(Data listing)
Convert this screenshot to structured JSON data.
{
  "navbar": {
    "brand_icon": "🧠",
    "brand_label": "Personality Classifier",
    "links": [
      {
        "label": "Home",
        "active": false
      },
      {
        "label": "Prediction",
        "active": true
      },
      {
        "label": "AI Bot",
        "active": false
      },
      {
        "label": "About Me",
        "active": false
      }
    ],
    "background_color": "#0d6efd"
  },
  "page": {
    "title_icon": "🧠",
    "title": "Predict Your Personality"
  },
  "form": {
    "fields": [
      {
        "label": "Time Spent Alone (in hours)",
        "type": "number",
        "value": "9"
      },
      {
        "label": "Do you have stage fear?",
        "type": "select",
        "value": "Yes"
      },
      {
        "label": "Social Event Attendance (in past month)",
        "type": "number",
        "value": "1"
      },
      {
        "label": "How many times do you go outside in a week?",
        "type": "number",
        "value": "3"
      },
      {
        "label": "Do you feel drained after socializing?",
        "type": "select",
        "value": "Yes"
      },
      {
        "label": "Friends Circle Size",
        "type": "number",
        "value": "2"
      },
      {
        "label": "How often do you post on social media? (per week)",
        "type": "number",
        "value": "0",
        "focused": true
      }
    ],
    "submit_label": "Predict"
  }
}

* * *

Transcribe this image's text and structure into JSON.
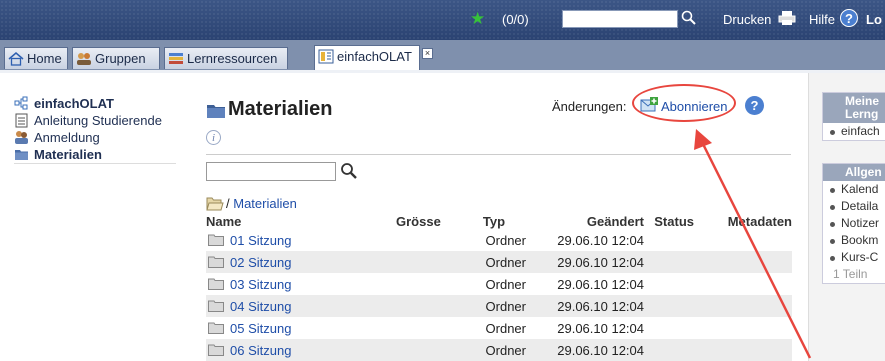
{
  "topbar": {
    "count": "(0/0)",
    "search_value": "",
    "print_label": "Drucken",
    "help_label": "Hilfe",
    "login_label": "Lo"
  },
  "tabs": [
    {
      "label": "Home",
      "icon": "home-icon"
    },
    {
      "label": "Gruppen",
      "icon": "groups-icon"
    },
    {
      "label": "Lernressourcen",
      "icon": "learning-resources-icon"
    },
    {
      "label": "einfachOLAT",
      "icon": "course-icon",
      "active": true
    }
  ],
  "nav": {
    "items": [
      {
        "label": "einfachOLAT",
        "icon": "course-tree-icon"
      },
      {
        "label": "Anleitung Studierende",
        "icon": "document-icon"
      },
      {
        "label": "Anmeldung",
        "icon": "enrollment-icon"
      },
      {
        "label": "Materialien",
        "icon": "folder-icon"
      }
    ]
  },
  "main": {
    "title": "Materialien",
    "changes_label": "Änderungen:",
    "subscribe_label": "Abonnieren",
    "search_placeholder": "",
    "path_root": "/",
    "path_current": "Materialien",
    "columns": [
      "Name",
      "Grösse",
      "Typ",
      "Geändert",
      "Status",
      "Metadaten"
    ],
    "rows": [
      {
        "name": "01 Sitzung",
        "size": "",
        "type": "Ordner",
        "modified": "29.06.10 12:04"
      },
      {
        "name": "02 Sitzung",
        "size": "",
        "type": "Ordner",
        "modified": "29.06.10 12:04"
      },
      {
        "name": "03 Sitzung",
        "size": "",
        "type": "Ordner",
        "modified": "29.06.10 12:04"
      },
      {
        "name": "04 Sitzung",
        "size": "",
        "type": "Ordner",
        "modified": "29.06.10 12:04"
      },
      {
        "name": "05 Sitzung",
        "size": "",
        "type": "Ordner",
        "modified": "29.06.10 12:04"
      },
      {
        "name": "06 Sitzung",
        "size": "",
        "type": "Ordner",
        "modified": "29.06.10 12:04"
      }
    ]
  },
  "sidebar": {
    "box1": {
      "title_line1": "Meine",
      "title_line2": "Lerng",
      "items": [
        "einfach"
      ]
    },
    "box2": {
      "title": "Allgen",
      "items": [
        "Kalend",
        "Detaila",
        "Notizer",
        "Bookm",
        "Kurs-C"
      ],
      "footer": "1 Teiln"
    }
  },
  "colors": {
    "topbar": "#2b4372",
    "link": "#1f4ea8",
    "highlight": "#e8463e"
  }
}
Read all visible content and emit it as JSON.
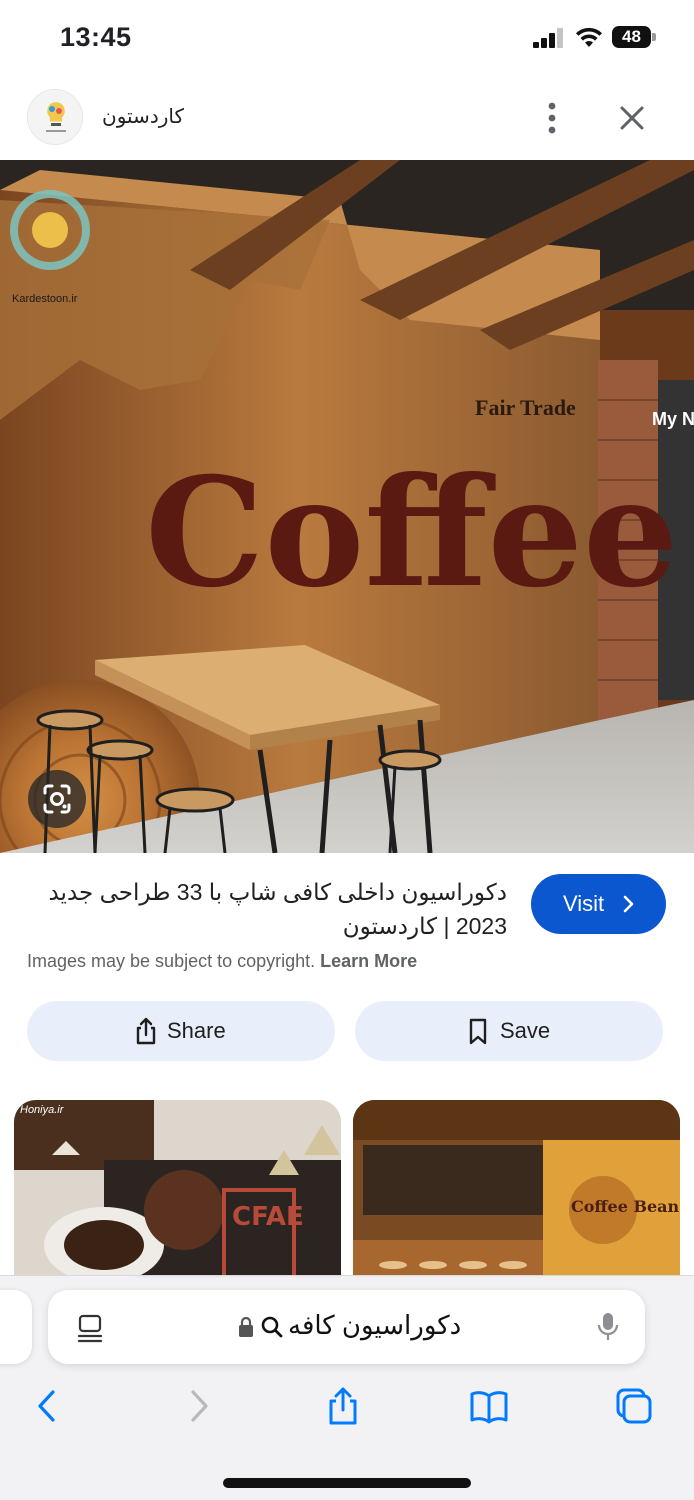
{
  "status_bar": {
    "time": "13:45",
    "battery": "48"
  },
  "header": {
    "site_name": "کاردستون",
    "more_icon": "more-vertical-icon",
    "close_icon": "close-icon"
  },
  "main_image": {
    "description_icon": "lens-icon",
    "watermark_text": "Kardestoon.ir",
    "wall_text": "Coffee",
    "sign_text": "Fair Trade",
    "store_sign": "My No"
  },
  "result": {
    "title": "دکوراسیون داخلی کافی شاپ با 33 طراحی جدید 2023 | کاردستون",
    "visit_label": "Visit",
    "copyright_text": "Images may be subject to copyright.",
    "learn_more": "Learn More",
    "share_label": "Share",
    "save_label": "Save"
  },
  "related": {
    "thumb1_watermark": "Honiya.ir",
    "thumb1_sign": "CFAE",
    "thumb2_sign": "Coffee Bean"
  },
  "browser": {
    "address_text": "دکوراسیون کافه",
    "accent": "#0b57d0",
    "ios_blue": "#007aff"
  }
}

> WRITTEN TASK: Show each line holding the word "دکوراسیون".

> FULL SOLUTION:
    "title": "دکوراسیون داخلی کافی شاپ با 33 طراحی جدید 2023 | کاردستون",
    "address_text": "دکوراسیون کافه",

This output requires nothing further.